[Problem to solve] Can you pull out every line from the very first one down to and including the line containing "110, 425, 415]", copying each one verbatim?

* BEGIN Listed records *

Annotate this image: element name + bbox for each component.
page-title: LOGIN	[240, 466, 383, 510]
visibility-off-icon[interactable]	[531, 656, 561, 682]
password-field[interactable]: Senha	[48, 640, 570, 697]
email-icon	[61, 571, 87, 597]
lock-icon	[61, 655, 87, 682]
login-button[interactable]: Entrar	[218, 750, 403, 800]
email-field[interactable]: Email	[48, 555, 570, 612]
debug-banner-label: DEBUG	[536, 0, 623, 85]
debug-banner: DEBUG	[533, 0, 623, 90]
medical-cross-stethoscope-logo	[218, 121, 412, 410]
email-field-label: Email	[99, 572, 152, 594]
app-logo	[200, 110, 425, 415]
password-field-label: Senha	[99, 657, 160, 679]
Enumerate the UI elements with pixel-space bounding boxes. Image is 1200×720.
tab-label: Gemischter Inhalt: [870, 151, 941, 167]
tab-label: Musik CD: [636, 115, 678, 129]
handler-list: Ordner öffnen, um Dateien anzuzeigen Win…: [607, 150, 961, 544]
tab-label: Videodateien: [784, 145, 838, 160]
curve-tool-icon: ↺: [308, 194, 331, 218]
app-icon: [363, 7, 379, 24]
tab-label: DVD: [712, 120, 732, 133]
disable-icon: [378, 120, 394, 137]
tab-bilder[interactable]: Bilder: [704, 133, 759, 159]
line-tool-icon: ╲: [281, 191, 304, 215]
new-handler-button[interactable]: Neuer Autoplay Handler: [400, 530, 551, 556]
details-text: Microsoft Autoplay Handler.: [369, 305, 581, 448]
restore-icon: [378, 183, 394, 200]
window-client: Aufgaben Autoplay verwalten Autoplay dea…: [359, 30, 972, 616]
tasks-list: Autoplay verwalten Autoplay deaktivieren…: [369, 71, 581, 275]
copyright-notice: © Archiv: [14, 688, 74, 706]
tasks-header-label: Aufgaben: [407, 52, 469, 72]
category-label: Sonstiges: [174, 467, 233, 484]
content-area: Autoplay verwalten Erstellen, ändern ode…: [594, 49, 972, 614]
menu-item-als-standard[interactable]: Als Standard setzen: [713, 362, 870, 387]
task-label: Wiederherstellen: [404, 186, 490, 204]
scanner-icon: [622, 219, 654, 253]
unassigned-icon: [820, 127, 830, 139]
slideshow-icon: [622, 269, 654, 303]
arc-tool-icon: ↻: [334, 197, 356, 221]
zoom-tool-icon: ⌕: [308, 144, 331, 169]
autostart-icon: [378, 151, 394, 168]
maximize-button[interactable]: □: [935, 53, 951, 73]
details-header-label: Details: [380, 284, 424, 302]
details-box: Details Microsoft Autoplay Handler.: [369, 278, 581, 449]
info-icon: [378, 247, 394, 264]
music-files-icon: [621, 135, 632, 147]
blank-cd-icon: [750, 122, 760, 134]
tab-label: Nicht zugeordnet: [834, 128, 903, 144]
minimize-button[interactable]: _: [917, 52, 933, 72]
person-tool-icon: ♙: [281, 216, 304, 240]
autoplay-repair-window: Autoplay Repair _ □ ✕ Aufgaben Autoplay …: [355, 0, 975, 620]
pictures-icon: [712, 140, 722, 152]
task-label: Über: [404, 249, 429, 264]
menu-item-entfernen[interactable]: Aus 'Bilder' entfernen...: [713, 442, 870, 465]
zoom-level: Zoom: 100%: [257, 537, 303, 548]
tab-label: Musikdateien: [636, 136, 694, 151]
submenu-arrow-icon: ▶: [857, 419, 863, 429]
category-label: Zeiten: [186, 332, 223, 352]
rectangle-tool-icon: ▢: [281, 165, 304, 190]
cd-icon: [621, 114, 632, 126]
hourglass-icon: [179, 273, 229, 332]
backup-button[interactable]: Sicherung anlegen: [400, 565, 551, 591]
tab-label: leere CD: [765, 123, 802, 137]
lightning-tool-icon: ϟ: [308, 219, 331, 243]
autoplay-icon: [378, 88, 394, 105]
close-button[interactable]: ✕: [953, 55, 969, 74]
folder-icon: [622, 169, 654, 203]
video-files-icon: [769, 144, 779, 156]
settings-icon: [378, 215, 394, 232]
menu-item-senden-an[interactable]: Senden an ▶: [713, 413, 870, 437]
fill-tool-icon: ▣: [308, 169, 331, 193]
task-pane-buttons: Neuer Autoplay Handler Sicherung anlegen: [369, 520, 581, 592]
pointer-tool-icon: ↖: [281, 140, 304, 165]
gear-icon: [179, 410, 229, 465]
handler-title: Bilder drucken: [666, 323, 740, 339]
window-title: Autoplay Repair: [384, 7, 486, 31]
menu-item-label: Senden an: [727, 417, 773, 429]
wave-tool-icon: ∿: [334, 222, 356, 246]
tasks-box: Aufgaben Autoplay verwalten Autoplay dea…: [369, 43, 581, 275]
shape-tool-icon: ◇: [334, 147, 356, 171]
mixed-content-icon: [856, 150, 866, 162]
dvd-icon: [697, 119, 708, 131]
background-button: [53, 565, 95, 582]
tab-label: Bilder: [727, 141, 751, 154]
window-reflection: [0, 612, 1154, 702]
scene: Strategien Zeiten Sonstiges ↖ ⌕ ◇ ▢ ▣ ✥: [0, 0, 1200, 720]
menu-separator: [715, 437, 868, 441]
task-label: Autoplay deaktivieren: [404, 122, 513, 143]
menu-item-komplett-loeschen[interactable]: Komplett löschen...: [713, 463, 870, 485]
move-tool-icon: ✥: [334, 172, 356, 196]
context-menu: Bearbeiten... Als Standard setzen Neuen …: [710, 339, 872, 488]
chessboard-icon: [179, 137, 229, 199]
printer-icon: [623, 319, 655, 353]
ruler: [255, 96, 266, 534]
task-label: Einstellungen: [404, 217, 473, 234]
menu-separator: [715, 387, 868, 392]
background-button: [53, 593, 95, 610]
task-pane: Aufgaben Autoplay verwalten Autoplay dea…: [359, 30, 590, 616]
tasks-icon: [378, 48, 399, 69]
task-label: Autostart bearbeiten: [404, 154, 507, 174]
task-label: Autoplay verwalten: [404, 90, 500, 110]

* END Listed records *

[Answer to the exercise]
Annotate this image: element name + bbox for each component.
page-title: LOGIN	[240, 466, 383, 510]
visibility-off-icon[interactable]	[531, 656, 561, 682]
password-field[interactable]: Senha	[48, 640, 570, 697]
email-icon	[61, 571, 87, 597]
lock-icon	[61, 655, 87, 682]
login-button[interactable]: Entrar	[218, 750, 403, 800]
email-field[interactable]: Email	[48, 555, 570, 612]
debug-banner-label: DEBUG	[536, 0, 623, 85]
debug-banner: DEBUG	[533, 0, 623, 90]
medical-cross-stethoscope-logo	[218, 121, 412, 410]
email-field-label: Email	[99, 572, 152, 594]
app-logo	[200, 110, 425, 415]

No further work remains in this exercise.